■ **Aim**: Filter the records below and copy every line containing the word "name".

■ **Extracted material**:
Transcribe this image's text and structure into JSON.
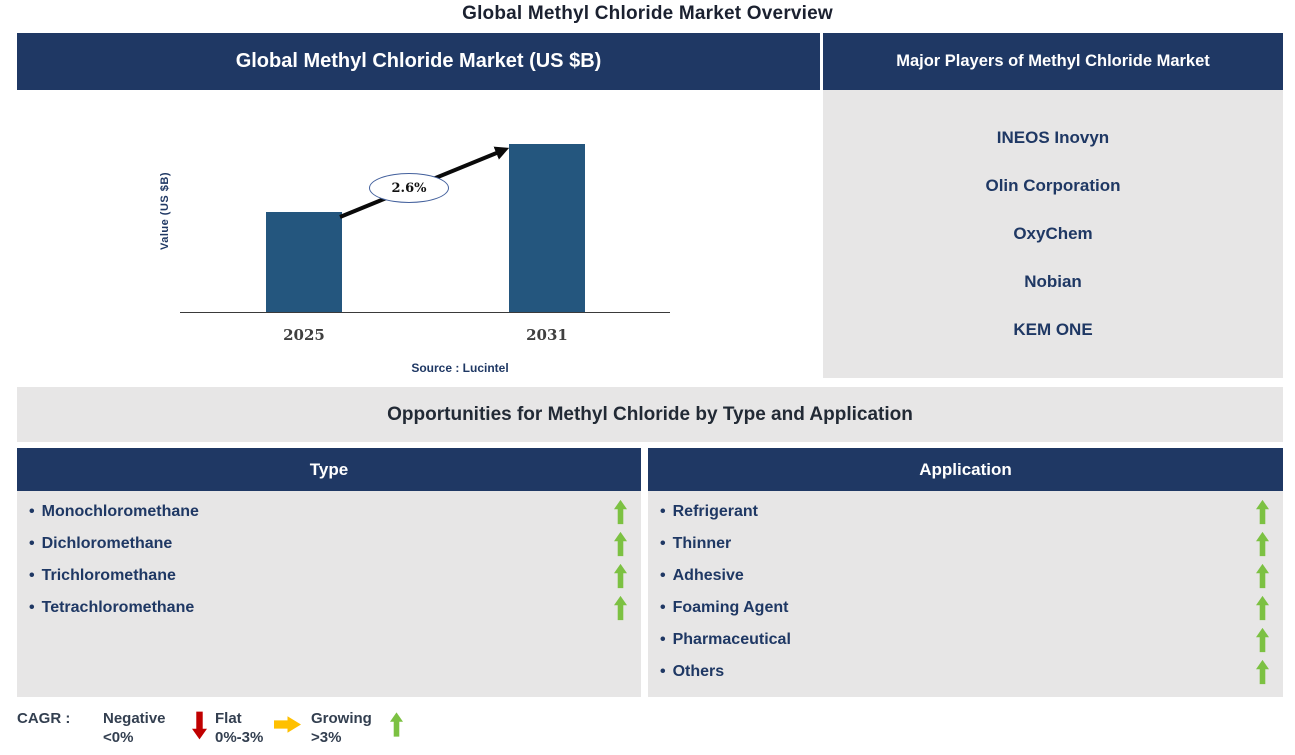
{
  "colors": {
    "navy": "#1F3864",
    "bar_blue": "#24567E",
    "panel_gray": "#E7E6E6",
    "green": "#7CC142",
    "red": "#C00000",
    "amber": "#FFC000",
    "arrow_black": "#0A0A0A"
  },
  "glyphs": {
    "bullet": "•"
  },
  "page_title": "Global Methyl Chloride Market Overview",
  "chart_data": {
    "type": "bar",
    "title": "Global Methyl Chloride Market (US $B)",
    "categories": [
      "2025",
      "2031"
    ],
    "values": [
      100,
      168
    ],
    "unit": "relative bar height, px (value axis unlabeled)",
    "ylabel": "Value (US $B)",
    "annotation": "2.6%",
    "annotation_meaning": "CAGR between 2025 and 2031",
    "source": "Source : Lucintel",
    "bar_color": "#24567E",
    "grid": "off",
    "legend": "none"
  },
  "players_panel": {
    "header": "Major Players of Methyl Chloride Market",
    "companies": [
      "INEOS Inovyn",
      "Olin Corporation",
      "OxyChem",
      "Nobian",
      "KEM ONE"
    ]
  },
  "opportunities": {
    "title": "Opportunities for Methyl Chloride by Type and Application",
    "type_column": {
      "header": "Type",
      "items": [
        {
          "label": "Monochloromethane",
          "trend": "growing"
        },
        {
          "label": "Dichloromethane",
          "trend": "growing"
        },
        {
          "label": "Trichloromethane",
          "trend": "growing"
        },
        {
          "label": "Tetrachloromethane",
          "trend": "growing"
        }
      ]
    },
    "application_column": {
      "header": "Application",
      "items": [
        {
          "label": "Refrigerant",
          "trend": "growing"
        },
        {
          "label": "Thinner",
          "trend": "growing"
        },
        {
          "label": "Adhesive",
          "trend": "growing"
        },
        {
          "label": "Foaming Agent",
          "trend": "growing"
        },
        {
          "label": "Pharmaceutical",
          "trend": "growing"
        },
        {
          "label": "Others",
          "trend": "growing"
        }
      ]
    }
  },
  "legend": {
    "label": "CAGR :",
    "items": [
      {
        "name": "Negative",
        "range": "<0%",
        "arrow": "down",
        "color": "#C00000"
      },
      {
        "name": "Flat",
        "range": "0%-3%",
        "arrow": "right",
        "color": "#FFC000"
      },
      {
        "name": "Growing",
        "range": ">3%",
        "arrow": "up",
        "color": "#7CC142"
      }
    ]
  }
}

■ **Output for this exercise**:
        "name": "Negative",
        "name": "Flat",
        "name": "Growing",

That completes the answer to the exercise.